Task requirements:
1 > According to the workplace health review excerpt, which common chronic diseases did the study include?
2 > Return the workplace health review excerpt word for word, from "In sum, based" down to "more accurately [41].".

(Beginning of Reading text)

In sum, based on outcome of interests, measurements could include health outcomes, work-related outcomes, and economic outcomes, and evaluation strategies could include objective or subjective measurements. Choosing specific evaluation strategies for an intervention can be based on the intervention component, targeted disease, intervention technology, intervention purpose, and the budget for studies. However, validated and standardized evaluation measures are recommended. Subjective measurement, typically self-reported data, may not be considered as strong as objective measurements. Additional information may be collected regarding participants’ help-seeking behaviors outside the intervention to determine program effectiveness more accurately [41].

4.1. Limitation

This study included common chronic diseases overweight and obesity, cardiovascular disease, and diabetes. A thorough literature search was conducted based on term combinations using “chronic disease,” with results focusing highly on the diseases mentioned above. Our study excluded studies such as chronic mental diseases and muscular skeletal disorders. Future reviews may include other chronic conditions such as muscular skeletal disorders, depression, lung diseases, and asthma. Future studies may also expand upon the intervention-related aspects included in this review to examine outcomes associated with workplace health interventions. Further, it is recommended that future reviews include non-US-based workplace interventions so that country-based comparisons can be made. Based on the focus of this review, the interventions included in this study recruited employees with elevated risk of common chronic diseases in each work setting, which may have limited the generalizability of our findings. The present study summarized the intervention and evaluation strategies, but did not specifically analyze quantitative data, cost or statistical results. Future studies may need to consider a meta-analysis of intervention results to further discuss intervention effectiveness. In addition, when analyzing intervention characteristics, the present study did not exclude the interventions to control group or multiple arms. All intervention and evaluation characteristics were analyzed based on the content provided in the published manuscripts without further contact with the study authors.

(End of Reading text)
(Beginning of Dataset content)

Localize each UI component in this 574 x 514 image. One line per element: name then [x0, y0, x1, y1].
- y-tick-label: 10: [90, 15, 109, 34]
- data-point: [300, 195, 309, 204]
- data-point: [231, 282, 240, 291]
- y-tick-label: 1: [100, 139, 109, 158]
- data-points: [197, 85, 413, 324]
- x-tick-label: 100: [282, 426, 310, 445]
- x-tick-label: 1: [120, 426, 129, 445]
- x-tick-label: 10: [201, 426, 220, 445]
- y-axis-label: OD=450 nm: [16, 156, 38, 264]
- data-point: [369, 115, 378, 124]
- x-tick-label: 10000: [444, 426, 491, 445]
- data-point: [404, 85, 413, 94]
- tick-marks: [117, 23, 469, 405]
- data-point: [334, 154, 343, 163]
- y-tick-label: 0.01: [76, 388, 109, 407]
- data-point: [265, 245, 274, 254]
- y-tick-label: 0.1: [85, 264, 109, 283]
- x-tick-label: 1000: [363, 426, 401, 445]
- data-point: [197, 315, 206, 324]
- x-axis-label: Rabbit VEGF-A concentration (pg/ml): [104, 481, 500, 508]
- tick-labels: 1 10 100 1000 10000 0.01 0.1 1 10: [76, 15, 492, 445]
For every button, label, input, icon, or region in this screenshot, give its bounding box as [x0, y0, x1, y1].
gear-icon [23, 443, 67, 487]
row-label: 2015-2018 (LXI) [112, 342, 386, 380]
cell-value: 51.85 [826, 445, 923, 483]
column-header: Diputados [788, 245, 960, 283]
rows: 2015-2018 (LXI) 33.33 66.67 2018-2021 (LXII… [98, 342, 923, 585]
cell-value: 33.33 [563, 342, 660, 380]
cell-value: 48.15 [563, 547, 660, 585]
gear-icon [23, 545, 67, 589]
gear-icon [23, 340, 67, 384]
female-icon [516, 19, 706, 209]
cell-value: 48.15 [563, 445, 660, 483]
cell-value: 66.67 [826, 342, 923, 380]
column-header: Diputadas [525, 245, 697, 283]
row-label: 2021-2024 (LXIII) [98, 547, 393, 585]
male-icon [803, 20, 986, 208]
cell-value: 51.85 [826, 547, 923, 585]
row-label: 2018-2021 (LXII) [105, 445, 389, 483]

(End of Dataset content)

Expected results:
1 > Overweight and obesity, cardiovascular disease, and diabetes.

2 >
In sum, based on outcome of interests, measurements could include health outcomes, work-related outcomes, and economic outcomes, and evaluation strategies could include objective or subjective measurements. Choosing specific evaluation strategies for an intervention can be based on the intervention component, targeted disease, intervention technology, intervention purpose, and the budget for studies. However, validated and standardized evaluation measures are recommended. Subjective measurement, typically self-reported data, may not be considered as strong as objective measurements. Additional information may be collected regarding participants’ help-seeking behaviors outside the intervention to determine program effectiveness more accurately [41].